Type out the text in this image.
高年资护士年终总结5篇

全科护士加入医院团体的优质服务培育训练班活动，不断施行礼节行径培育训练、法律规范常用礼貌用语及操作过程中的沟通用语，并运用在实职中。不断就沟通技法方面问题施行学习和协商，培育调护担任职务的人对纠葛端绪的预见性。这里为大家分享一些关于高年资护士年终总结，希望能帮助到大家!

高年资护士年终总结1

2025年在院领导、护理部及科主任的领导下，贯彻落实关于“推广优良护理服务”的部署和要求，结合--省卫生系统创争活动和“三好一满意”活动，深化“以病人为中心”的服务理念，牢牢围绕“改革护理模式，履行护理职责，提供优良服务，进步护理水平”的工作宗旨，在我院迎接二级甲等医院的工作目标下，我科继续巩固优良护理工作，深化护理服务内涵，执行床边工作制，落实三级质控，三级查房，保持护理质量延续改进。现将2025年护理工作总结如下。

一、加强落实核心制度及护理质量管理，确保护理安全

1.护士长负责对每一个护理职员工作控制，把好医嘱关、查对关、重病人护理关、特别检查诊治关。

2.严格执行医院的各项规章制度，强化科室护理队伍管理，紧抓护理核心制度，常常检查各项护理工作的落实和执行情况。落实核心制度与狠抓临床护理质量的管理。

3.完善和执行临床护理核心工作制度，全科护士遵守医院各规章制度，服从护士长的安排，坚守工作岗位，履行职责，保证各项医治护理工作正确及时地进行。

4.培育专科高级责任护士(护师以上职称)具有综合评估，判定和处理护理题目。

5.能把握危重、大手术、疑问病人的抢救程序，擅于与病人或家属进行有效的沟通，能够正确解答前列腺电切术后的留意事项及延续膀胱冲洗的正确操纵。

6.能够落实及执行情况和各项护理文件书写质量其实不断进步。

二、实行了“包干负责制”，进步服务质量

**Task objective**
Each line of the listing should be copied exactly.

**Solution for this task**
Type out the text in this image.
高年资护士年终总结5篇

全科护士加入医院团体的优质服务培育训练班活动，不断施行礼节行径培育训练、法律规范常用礼貌用语及操作过程中的沟通用语，并运用在实职中。不断就沟通技法方面问题施行学习和协商，培育调护担任职务的人对纠葛端绪的预见性。这里为大家分享一些关于高年资护士年终总结，希望能帮助到大家!

高年资护士年终总结1

2025年在院领导、护理部及科主任的领导下，贯彻落实关于“推广优良护理服务”的部署和要求，结合--省卫生系统创争活动和“三好一满意”活动，深化“以病人为中心”的服务理念，牢牢围绕“改革护理模式，履行护理职责，提供优良服务，进步护理水平”的工作宗旨，在我院迎接二级甲等医院的工作目标下，我科继续巩固优良护理工作，深化护理服务内涵，执行床边工作制，落实三级质控，三级查房，保持护理质量延续改进。现将2025年护理工作总结如下。

一、加强落实核心制度及护理质量管理，确保护理安全

1.护士长负责对每一个护理职员工作控制，把好医嘱关、查对关、重病人护理关、特别检查诊治关。

2.严格执行医院的各项规章制度，强化科室护理队伍管理，紧抓护理核心制度，常常检查各项护理工作的落实和执行情况。落实核心制度与狠抓临床护理质量的管理。

3.完善和执行临床护理核心工作制度，全科护士遵守医院各规章制度，服从护士长的安排，坚守工作岗位，履行职责，保证各项医治护理工作正确及时地进行。

4.培育专科高级责任护士(护师以上职称)具有综合评估，判定和处理护理题目。

5.能把握危重、大手术、疑问病人的抢救程序，擅于与病人或家属进行有效的沟通，能够正确解答前列腺电切术后的留意事项及延续膀胱冲洗的正确操纵。

6.能够落实及执行情况和各项护理文件书写质量其实不断进步。

二、实行了“包干负责制”，进步服务质量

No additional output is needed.